[Some records]
▬▬▬
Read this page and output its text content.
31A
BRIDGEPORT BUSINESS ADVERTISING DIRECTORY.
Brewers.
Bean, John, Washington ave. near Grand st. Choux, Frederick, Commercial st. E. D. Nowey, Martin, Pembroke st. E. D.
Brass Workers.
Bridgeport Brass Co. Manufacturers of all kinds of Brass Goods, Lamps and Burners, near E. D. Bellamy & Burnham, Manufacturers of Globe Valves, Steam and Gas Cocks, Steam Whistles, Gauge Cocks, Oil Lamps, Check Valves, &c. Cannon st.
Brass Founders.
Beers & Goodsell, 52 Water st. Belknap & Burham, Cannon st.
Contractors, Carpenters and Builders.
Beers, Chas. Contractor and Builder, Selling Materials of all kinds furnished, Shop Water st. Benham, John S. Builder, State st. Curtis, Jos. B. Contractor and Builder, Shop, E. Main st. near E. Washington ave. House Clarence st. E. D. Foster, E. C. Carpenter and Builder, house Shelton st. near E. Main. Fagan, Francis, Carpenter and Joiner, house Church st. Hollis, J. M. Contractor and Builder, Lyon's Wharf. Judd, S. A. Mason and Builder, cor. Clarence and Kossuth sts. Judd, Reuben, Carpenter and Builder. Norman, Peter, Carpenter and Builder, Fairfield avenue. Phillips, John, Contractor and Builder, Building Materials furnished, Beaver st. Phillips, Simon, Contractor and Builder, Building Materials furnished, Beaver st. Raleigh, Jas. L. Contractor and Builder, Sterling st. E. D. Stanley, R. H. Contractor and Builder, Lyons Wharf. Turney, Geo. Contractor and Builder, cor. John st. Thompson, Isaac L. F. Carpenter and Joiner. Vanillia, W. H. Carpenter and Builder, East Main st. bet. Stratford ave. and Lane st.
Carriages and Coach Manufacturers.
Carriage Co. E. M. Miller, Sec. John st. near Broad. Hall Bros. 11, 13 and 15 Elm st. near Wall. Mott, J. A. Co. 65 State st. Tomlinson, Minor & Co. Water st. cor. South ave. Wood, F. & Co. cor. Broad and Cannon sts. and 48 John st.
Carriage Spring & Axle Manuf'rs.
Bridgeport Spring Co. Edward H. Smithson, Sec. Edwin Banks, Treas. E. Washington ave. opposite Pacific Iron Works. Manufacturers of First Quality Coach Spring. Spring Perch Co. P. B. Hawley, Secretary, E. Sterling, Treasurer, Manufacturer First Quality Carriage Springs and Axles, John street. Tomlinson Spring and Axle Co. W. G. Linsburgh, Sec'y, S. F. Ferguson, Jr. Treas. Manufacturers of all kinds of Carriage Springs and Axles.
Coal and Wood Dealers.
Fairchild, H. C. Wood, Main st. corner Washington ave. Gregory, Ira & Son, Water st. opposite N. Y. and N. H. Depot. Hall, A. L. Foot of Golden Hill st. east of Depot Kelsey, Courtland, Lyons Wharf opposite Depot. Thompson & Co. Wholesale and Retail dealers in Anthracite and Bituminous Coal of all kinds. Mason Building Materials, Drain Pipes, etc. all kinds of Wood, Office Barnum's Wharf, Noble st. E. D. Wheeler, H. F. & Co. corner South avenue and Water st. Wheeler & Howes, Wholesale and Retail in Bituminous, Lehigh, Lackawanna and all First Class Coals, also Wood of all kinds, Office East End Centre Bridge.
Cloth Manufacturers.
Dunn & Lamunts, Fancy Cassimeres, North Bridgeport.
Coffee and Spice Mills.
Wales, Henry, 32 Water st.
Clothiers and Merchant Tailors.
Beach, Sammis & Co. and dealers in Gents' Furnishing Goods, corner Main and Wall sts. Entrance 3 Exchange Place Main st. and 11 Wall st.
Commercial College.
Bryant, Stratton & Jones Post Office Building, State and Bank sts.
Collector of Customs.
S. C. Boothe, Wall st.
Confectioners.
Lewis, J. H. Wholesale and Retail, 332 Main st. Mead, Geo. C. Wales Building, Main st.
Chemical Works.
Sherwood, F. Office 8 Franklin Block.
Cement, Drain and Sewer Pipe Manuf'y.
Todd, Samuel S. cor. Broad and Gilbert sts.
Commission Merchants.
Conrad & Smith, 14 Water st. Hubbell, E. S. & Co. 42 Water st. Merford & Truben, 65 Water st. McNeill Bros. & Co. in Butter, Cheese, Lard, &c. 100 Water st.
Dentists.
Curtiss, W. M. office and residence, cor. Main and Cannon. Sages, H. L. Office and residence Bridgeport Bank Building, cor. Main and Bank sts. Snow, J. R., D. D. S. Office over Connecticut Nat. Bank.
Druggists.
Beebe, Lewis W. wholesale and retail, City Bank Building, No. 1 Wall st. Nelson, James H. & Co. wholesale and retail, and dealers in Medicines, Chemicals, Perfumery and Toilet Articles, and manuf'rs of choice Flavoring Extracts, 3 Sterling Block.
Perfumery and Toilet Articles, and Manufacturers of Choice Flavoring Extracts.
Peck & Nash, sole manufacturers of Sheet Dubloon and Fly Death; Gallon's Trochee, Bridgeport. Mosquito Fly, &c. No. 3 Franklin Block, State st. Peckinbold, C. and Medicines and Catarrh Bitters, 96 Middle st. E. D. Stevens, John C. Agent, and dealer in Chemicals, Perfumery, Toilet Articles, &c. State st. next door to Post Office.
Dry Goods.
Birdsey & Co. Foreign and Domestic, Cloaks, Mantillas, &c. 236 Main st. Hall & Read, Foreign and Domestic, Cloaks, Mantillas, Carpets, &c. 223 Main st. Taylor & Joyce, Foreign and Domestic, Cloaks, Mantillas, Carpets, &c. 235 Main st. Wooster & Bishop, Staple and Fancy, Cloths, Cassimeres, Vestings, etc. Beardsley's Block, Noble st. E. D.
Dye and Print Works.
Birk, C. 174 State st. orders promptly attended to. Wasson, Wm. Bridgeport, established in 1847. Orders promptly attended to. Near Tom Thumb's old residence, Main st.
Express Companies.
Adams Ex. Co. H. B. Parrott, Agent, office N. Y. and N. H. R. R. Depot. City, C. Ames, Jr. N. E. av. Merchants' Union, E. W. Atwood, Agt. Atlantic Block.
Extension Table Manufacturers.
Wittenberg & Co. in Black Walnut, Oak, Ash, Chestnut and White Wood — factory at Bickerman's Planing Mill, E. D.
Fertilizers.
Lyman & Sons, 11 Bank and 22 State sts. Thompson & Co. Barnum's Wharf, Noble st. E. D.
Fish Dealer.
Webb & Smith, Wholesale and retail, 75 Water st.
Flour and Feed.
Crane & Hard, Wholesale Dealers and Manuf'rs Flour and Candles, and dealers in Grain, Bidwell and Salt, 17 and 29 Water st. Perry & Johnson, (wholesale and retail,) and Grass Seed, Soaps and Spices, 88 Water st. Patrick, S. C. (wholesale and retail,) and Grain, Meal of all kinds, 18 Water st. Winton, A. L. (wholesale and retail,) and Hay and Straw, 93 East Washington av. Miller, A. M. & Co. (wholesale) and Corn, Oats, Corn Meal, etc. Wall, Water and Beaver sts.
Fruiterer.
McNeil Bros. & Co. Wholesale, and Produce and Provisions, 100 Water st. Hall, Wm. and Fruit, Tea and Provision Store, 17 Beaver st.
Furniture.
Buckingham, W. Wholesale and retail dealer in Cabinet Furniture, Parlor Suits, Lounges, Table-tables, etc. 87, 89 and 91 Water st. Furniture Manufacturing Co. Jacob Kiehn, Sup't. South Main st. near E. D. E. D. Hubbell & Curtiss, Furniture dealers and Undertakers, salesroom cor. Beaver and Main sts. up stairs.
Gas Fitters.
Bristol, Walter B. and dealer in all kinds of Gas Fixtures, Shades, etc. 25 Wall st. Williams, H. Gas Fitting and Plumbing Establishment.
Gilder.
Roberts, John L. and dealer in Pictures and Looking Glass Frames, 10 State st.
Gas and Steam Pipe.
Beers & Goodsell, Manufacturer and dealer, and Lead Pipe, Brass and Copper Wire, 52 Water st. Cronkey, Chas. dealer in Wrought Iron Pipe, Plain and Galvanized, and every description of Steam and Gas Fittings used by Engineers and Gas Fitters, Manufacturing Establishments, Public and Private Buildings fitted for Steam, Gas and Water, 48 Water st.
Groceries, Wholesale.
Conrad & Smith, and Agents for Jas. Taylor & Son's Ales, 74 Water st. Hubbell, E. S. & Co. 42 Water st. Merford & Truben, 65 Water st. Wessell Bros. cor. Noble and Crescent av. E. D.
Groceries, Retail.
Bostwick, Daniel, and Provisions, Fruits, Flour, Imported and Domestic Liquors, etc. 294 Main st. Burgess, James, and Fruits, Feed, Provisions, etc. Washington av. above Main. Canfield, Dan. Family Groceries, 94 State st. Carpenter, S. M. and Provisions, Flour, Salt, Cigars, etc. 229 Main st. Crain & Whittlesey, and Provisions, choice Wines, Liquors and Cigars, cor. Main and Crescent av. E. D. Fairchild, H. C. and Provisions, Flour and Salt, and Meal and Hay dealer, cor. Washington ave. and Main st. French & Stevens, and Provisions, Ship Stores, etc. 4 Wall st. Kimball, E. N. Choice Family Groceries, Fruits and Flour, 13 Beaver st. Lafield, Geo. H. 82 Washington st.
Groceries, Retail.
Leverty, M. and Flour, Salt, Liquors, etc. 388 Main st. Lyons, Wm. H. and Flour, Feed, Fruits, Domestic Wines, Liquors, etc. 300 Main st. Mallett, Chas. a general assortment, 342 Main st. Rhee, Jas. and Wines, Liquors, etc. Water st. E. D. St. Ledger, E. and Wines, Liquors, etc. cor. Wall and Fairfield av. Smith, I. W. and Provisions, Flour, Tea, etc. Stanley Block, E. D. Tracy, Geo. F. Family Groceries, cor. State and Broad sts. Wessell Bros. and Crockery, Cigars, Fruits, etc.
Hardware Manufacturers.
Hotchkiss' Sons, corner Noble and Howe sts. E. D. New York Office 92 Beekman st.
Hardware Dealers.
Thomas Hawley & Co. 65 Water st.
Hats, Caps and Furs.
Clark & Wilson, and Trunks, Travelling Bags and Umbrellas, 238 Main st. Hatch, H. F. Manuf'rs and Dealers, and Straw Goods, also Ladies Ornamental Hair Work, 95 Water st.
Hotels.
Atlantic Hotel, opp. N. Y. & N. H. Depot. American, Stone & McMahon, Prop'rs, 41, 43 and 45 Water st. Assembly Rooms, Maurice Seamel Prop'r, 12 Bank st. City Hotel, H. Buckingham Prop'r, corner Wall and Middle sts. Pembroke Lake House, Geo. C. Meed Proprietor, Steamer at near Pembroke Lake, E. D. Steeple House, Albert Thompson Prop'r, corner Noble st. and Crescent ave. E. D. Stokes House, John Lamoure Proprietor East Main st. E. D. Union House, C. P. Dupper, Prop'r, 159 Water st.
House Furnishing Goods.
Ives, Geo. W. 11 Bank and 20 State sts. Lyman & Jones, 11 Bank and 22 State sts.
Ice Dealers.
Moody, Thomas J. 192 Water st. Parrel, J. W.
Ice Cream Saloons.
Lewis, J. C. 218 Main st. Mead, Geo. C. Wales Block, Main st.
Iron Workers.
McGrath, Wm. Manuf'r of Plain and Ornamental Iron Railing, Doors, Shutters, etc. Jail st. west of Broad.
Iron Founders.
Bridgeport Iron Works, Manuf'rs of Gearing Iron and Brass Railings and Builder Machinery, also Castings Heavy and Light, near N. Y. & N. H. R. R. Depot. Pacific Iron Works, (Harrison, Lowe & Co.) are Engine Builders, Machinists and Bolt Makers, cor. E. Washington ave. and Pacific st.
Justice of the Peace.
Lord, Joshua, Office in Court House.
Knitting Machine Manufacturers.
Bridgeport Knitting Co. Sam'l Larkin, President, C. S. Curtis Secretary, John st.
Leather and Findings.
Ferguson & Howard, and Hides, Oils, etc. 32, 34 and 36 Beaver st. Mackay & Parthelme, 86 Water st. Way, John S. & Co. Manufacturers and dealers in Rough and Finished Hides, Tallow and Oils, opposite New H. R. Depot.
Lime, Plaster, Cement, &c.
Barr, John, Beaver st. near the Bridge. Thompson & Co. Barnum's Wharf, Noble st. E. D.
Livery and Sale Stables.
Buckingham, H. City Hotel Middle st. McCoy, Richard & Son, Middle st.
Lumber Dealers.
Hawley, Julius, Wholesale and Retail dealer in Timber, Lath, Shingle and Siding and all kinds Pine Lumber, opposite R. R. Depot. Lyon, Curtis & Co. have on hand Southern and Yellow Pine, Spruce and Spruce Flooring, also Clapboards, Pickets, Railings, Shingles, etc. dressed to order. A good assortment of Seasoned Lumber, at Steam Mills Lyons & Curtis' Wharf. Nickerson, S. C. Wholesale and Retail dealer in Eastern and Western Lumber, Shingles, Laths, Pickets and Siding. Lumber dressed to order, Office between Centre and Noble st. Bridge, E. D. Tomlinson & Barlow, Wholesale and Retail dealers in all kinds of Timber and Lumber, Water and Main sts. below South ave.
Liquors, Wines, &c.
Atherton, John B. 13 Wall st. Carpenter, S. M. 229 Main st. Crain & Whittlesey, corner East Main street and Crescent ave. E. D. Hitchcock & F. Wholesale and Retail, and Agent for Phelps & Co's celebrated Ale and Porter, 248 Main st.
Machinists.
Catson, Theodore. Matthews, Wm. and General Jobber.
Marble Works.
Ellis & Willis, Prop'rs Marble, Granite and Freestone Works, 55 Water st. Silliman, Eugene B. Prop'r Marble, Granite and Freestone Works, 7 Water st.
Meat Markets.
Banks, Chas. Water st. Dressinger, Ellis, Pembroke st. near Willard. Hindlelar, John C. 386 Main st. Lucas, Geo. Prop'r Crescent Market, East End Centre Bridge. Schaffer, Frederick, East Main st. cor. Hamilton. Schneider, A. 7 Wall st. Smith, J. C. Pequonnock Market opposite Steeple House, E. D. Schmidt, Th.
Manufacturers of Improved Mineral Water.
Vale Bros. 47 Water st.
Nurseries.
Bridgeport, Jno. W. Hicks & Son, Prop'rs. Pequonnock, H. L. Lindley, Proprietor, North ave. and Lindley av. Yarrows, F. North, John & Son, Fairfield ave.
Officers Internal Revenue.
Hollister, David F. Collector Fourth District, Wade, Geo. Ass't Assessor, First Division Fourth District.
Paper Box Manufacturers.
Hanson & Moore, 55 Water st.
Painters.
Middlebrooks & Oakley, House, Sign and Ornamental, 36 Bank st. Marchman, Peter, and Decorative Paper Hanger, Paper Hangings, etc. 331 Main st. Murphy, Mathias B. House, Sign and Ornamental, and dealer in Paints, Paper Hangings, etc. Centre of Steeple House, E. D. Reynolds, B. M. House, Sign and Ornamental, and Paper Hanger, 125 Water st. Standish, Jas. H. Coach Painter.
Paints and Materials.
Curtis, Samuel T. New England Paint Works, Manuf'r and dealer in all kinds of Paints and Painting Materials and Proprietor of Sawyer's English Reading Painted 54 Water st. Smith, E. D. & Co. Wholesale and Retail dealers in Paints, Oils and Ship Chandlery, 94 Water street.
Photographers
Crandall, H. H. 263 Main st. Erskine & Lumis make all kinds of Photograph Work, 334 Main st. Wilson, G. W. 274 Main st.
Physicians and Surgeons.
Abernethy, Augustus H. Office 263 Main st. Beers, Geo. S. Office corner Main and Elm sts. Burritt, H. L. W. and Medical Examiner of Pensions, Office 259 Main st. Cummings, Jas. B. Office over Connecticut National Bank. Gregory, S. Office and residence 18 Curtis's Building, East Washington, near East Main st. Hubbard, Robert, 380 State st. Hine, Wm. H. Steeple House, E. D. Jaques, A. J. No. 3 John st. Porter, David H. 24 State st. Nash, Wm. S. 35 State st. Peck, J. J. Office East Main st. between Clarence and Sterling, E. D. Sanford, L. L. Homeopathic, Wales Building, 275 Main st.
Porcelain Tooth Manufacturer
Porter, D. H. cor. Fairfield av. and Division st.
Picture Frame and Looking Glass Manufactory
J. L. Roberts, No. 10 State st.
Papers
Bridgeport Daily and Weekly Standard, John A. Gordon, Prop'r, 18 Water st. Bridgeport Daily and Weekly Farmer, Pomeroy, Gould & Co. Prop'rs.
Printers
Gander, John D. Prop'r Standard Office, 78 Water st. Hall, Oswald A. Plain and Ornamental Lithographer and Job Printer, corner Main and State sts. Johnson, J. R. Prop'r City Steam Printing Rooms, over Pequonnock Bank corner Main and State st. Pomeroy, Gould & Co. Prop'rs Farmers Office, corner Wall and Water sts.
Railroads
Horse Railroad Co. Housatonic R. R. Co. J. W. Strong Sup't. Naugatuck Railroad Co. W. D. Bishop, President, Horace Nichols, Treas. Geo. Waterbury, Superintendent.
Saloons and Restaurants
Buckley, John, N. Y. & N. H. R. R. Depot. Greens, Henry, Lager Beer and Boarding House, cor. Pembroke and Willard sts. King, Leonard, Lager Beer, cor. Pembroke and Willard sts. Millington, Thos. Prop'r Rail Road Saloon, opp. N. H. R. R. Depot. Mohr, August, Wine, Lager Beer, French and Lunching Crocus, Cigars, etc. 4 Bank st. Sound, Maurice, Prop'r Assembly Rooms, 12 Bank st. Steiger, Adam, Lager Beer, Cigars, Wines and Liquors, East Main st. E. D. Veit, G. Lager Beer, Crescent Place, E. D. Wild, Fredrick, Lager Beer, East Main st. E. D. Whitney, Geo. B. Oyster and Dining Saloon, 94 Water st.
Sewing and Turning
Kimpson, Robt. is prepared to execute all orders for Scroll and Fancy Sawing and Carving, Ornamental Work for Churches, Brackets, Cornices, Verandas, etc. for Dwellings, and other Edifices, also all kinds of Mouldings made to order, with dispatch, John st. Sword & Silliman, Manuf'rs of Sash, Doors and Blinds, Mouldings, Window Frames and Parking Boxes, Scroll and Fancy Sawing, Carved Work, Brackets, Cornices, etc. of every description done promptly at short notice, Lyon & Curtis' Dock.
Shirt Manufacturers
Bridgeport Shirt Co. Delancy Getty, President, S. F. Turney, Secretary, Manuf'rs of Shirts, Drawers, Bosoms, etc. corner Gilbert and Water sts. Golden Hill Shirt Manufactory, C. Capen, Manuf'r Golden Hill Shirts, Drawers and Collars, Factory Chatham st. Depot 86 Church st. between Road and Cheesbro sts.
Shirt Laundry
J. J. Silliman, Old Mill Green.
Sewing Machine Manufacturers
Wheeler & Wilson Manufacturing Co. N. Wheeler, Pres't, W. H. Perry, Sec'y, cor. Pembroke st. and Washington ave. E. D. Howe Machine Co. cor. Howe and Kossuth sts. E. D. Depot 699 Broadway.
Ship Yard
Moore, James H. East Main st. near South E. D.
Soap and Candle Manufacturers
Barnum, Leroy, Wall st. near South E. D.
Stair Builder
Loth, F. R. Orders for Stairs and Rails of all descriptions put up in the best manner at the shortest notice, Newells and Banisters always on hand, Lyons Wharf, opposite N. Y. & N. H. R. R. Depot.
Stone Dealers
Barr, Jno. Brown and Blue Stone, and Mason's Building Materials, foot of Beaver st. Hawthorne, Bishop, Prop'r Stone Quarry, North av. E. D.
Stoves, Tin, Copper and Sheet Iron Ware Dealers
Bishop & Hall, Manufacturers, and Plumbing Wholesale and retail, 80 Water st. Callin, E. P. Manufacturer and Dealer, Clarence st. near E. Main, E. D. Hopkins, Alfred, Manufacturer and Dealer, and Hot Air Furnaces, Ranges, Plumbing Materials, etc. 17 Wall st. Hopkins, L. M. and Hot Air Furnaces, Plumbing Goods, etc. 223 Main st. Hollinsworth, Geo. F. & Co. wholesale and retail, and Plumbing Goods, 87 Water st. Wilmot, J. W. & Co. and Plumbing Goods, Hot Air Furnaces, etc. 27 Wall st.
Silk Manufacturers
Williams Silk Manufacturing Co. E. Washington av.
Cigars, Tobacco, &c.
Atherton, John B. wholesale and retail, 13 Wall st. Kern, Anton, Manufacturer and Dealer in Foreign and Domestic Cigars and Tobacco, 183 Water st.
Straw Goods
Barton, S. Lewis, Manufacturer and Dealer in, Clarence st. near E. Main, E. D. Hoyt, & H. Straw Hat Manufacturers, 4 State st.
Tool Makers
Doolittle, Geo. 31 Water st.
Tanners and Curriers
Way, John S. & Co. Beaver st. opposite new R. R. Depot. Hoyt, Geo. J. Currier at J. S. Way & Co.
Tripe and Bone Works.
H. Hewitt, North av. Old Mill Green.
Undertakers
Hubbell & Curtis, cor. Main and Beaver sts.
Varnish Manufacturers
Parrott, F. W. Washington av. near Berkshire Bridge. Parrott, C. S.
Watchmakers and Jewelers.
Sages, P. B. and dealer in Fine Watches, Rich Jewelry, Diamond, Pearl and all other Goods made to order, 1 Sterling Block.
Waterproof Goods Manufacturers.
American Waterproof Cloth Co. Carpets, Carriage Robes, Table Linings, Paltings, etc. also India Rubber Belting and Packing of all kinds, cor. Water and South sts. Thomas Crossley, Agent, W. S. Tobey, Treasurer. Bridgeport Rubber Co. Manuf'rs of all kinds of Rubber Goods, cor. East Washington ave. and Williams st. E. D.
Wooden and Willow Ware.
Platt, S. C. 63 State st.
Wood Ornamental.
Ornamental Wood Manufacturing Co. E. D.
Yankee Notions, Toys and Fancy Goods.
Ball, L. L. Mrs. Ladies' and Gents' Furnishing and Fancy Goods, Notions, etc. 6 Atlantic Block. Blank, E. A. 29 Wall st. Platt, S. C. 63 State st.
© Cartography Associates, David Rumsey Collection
▬▬▬
● Required work
Report how many lines hold the string "Barr", giving the number and nothing else.

● Expected output
2